__WHAT NEEDS TO BE DONE__: Report every line below that has the string "mutation" in it.

Dataset entries on figures
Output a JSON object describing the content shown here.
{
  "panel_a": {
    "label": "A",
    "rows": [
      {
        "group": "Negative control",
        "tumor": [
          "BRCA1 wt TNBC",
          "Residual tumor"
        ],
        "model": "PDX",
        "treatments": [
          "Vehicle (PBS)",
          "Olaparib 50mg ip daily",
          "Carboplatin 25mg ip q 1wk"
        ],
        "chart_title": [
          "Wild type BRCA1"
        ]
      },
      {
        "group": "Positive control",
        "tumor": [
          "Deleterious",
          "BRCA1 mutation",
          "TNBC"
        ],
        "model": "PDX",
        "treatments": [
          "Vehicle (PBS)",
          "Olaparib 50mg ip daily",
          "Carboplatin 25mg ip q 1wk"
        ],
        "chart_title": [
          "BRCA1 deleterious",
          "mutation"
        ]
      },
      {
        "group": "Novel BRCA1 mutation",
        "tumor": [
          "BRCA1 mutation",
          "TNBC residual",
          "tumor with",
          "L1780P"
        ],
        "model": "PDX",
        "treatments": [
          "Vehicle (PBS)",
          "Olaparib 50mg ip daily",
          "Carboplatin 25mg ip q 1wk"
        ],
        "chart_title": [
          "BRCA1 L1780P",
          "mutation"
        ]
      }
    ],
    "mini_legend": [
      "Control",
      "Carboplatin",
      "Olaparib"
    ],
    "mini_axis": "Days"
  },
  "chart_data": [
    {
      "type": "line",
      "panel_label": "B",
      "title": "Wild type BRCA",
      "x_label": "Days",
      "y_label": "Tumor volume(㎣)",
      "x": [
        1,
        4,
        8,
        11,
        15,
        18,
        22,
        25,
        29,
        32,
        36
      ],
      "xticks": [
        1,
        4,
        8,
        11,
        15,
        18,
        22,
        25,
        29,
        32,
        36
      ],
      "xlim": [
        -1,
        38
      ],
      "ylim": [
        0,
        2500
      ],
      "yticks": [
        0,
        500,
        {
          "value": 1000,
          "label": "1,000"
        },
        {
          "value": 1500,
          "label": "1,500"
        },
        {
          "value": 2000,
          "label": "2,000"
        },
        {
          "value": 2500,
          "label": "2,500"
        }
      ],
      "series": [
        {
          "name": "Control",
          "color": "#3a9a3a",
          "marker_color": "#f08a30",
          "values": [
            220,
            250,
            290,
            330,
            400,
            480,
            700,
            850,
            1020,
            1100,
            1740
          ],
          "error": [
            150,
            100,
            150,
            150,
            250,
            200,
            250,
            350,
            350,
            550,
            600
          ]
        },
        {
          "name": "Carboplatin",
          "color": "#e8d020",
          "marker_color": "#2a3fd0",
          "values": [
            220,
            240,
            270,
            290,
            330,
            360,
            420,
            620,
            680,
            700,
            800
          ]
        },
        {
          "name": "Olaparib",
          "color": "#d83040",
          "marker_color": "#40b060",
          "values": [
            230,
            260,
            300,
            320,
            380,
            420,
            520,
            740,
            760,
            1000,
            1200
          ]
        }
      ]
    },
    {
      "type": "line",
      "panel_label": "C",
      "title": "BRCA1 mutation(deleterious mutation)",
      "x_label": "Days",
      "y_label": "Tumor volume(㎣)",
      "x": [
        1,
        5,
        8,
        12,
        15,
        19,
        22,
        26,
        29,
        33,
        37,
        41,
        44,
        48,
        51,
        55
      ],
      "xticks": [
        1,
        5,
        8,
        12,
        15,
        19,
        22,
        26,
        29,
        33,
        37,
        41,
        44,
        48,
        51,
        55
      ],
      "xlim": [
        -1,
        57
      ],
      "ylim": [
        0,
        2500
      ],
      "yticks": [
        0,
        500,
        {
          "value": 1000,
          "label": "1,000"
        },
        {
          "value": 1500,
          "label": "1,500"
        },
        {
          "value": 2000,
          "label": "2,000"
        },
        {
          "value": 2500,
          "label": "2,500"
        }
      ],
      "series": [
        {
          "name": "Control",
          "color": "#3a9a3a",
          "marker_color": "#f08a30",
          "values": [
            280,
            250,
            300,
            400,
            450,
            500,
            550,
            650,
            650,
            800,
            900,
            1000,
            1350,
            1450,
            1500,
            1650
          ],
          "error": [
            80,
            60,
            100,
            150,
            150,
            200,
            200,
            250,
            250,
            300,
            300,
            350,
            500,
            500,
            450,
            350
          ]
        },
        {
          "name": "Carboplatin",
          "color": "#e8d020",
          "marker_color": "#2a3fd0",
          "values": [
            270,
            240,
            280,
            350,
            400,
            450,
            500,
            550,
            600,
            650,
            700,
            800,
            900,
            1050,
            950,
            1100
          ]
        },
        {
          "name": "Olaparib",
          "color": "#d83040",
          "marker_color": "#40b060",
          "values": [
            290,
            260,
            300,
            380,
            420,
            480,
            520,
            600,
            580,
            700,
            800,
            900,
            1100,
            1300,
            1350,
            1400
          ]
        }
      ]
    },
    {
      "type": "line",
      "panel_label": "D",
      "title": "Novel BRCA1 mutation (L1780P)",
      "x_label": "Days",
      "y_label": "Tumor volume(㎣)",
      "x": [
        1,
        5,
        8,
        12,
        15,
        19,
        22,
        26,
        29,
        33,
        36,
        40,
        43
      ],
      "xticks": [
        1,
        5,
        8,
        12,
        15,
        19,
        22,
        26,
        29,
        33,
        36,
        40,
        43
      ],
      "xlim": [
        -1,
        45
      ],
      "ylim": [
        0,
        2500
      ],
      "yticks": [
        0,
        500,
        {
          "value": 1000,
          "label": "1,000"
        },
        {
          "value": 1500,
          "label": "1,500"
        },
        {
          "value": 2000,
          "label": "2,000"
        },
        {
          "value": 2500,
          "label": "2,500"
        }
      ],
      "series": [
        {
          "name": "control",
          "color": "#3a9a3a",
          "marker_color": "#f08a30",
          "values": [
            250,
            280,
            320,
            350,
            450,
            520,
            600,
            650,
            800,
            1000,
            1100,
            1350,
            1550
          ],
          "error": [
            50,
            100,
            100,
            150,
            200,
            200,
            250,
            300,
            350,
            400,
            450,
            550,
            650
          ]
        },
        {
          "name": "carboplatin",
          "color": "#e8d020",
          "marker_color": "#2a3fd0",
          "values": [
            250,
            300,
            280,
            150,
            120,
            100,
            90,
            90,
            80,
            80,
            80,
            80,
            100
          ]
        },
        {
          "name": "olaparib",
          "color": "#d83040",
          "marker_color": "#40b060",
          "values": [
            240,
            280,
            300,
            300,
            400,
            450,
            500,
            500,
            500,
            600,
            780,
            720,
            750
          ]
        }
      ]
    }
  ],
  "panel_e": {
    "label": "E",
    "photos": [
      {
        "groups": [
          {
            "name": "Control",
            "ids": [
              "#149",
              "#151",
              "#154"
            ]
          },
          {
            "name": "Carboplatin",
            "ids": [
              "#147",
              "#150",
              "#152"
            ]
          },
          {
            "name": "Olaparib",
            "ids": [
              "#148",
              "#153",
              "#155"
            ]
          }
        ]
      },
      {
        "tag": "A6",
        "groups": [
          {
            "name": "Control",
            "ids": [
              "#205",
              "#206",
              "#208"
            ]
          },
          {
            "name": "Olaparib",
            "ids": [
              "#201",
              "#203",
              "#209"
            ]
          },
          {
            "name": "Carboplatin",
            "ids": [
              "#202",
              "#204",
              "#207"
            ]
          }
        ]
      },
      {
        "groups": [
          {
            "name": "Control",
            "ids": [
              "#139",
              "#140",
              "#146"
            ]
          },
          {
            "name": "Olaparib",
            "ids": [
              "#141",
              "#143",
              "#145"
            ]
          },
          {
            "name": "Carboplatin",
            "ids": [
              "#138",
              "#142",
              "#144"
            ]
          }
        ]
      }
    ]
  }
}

__EXPECTED ANSWER__:
          "BRCA1 mutation",
          "mutation"
        "group": "Novel BRCA1 mutation",
          "BRCA1 mutation",
          "mutation"
      "title": "BRCA1 mutation(deleterious mutation)",
      "title": "Novel BRCA1 mutation (L1780P)",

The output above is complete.